### DIRECTIONS
What number of lines hold the word "this"? State that number and nothing besides.

### INFORMATION GIVEN
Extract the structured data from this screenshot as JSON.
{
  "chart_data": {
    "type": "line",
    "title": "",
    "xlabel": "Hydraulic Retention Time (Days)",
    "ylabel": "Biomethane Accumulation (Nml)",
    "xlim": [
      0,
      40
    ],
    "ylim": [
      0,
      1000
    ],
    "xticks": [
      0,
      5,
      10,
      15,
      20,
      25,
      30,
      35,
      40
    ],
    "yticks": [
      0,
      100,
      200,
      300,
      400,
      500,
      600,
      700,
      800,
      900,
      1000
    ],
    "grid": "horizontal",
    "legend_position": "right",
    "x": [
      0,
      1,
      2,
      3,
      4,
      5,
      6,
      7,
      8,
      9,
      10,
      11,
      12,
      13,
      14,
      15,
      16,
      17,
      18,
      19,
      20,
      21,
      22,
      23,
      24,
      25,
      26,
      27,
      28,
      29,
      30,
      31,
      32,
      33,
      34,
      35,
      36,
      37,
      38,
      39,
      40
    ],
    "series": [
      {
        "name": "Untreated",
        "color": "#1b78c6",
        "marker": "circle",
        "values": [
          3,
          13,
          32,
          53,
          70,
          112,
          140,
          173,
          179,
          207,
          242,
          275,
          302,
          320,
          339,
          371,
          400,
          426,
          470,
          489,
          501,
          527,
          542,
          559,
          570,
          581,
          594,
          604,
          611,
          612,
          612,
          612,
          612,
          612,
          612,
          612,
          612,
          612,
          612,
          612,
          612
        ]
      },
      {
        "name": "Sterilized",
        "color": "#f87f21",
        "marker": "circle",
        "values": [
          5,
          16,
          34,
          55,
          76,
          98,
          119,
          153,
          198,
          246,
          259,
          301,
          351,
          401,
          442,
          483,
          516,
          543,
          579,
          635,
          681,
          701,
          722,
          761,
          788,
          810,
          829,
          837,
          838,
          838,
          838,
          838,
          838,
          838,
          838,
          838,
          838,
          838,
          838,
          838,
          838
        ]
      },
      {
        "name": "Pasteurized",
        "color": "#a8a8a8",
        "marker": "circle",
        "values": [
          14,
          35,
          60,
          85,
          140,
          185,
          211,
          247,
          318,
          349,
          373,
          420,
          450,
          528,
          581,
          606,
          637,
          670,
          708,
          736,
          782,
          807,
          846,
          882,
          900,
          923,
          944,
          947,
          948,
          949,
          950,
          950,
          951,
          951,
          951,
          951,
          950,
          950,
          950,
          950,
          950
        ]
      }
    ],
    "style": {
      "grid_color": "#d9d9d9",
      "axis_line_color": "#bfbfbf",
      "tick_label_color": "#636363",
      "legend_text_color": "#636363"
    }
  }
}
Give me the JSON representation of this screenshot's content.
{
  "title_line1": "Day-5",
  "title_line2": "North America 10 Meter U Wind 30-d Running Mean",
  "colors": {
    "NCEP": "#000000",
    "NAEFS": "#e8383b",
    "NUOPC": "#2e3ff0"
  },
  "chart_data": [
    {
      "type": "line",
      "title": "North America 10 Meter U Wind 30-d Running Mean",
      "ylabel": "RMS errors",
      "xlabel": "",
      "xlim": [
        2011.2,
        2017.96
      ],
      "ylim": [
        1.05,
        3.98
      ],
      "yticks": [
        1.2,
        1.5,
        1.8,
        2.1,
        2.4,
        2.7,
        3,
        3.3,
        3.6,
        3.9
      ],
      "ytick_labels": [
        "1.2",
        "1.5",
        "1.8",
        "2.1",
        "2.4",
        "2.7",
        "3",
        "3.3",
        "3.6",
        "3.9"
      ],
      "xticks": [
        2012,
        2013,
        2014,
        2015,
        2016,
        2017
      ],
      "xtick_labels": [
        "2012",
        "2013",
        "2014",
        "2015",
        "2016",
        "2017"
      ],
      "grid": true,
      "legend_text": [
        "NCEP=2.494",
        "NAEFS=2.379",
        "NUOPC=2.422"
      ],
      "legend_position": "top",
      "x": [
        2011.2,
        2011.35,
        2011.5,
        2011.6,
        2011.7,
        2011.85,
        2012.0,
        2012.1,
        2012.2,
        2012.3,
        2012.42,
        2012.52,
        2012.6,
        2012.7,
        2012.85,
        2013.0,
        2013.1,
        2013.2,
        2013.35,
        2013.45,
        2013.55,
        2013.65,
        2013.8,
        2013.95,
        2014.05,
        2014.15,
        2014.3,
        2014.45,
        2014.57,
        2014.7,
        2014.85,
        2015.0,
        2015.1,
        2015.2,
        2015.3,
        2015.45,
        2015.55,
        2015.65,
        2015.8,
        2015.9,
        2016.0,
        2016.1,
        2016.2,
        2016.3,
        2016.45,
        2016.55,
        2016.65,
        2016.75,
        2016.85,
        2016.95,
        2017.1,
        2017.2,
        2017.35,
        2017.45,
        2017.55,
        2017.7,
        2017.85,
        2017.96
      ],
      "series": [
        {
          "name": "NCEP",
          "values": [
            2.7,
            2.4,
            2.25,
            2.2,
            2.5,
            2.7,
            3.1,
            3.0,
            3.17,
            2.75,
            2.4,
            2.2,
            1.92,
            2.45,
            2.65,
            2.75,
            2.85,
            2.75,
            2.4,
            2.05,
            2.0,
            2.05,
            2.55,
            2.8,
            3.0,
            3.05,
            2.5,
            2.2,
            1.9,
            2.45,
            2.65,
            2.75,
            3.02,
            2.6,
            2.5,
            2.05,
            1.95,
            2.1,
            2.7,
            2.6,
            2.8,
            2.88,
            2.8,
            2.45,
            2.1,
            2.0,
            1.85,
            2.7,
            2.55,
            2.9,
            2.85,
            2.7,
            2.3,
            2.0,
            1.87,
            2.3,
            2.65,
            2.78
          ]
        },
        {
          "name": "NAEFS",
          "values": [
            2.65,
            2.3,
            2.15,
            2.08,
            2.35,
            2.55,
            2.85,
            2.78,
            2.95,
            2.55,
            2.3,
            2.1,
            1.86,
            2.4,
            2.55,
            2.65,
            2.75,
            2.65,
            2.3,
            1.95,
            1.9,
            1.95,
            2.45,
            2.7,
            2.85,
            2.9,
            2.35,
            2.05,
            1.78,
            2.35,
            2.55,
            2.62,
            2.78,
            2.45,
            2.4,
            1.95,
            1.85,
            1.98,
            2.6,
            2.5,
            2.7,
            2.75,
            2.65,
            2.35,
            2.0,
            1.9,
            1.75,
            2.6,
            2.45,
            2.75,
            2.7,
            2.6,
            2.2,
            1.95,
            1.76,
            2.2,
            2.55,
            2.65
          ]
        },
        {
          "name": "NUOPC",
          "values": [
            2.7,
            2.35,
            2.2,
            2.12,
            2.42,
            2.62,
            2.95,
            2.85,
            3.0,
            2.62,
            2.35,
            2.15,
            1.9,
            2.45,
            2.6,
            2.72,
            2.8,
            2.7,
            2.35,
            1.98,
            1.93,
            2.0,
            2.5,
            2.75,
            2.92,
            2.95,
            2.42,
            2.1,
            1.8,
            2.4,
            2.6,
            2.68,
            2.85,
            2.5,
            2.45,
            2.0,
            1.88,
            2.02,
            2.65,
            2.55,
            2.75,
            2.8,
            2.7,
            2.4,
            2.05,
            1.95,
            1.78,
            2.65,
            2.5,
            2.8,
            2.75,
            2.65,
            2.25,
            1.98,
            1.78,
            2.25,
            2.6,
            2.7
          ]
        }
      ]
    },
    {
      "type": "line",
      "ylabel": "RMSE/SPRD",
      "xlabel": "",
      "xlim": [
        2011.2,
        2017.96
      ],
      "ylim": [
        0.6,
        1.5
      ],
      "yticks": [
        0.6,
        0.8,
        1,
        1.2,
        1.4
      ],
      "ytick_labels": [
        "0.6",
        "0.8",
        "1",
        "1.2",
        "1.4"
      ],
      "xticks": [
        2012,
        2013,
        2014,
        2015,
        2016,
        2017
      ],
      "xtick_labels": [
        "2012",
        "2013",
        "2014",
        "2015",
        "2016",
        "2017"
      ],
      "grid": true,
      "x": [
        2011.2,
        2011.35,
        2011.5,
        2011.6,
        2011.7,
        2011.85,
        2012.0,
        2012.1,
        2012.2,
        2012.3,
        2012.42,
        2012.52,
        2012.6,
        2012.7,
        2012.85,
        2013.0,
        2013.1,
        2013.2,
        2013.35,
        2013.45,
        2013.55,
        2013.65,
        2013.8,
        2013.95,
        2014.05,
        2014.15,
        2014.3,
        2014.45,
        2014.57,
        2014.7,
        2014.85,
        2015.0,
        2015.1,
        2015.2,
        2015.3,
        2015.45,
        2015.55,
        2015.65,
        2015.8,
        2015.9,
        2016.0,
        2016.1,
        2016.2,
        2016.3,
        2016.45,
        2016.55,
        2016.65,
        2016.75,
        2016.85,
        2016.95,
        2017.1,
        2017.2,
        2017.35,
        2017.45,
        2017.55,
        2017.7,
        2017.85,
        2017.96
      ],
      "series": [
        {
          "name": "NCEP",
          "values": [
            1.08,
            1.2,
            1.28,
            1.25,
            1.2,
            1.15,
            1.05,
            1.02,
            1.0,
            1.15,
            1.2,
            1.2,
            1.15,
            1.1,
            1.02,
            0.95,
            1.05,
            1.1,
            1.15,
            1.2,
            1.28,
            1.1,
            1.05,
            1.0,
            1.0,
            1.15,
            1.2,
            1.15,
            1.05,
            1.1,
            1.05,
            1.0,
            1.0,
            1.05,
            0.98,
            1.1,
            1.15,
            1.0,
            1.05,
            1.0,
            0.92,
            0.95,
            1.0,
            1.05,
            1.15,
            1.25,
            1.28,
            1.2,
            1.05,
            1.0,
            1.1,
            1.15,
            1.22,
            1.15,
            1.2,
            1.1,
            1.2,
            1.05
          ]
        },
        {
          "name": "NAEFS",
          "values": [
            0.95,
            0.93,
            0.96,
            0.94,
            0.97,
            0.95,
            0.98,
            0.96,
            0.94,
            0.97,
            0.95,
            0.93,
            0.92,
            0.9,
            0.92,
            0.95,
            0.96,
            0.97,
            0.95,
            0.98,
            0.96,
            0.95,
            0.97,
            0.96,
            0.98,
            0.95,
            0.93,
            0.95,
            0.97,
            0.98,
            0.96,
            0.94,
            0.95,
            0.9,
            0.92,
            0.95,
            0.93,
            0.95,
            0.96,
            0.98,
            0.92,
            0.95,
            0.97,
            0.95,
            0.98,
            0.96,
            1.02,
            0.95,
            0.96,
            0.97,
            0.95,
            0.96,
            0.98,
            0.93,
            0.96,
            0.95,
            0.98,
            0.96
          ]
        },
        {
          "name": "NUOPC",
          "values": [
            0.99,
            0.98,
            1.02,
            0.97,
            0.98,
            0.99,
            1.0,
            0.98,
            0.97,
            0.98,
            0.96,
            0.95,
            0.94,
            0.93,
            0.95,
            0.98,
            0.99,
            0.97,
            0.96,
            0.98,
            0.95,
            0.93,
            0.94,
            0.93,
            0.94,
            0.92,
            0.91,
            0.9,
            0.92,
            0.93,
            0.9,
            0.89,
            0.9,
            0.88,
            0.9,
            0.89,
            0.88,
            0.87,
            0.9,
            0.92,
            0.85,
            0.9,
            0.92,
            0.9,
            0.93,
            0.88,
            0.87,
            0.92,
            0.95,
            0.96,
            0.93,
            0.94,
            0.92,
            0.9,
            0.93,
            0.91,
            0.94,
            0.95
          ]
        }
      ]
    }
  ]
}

### WRITTEN ANSWER
2